Task item :: Would you give the number of lines in the entries that contain the word "durch"? Nothing else is needed.

BEGIN Records supplied

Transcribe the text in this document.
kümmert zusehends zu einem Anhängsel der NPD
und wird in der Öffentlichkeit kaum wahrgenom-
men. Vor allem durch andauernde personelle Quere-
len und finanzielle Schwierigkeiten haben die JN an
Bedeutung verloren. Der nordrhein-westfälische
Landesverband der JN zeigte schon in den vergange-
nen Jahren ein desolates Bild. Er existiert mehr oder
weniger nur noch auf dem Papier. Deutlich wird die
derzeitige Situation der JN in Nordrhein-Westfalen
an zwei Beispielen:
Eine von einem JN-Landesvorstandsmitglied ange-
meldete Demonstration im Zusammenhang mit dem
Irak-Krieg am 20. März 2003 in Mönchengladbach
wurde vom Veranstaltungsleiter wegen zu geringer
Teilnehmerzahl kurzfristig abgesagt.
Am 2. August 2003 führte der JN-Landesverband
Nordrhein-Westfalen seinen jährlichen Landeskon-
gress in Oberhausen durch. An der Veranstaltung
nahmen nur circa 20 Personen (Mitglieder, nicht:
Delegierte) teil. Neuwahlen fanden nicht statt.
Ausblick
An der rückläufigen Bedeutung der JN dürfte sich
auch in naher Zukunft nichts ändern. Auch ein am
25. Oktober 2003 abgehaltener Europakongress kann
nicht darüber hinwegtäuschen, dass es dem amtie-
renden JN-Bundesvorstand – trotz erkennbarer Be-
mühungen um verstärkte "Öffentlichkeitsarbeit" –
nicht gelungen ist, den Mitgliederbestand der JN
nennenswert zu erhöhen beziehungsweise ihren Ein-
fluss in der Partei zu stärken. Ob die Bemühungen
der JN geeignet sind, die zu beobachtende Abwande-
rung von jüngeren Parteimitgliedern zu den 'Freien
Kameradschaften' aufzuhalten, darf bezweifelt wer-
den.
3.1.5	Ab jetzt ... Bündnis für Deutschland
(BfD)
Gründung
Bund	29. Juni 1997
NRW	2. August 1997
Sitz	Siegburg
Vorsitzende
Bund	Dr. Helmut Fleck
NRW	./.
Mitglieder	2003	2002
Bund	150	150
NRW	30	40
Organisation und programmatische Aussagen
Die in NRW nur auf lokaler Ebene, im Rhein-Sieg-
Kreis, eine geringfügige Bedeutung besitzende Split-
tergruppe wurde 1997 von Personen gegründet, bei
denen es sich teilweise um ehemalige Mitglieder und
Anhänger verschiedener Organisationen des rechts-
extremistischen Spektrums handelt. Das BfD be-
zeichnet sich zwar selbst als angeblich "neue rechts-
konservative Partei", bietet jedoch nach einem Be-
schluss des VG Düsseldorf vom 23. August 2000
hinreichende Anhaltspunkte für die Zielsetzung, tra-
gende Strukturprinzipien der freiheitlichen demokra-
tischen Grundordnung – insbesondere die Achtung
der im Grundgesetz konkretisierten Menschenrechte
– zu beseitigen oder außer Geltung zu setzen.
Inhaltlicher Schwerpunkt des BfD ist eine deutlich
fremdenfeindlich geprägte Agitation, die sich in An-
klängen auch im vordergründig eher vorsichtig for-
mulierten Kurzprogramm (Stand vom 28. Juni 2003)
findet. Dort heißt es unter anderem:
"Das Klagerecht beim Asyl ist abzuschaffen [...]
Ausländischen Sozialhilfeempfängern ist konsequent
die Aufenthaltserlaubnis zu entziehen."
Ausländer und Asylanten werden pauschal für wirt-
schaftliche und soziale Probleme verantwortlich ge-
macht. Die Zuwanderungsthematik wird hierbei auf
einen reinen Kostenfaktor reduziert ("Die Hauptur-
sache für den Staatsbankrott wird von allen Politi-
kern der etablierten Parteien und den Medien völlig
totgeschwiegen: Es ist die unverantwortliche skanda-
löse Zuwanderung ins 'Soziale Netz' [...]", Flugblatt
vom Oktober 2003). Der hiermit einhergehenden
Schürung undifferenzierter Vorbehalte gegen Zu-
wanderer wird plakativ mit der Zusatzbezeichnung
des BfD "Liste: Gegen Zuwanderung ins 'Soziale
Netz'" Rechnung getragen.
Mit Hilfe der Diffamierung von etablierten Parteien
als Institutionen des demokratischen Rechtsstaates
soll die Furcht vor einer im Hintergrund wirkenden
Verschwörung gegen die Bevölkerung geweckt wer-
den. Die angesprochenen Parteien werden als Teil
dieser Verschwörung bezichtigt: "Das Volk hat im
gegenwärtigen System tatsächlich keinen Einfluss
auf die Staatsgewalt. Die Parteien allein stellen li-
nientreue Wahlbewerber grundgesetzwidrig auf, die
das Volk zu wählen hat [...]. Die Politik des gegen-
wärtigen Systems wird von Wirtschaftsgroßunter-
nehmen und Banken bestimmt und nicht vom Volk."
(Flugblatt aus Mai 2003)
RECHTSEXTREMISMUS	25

END Records supplied

Reply to the exercise :: 2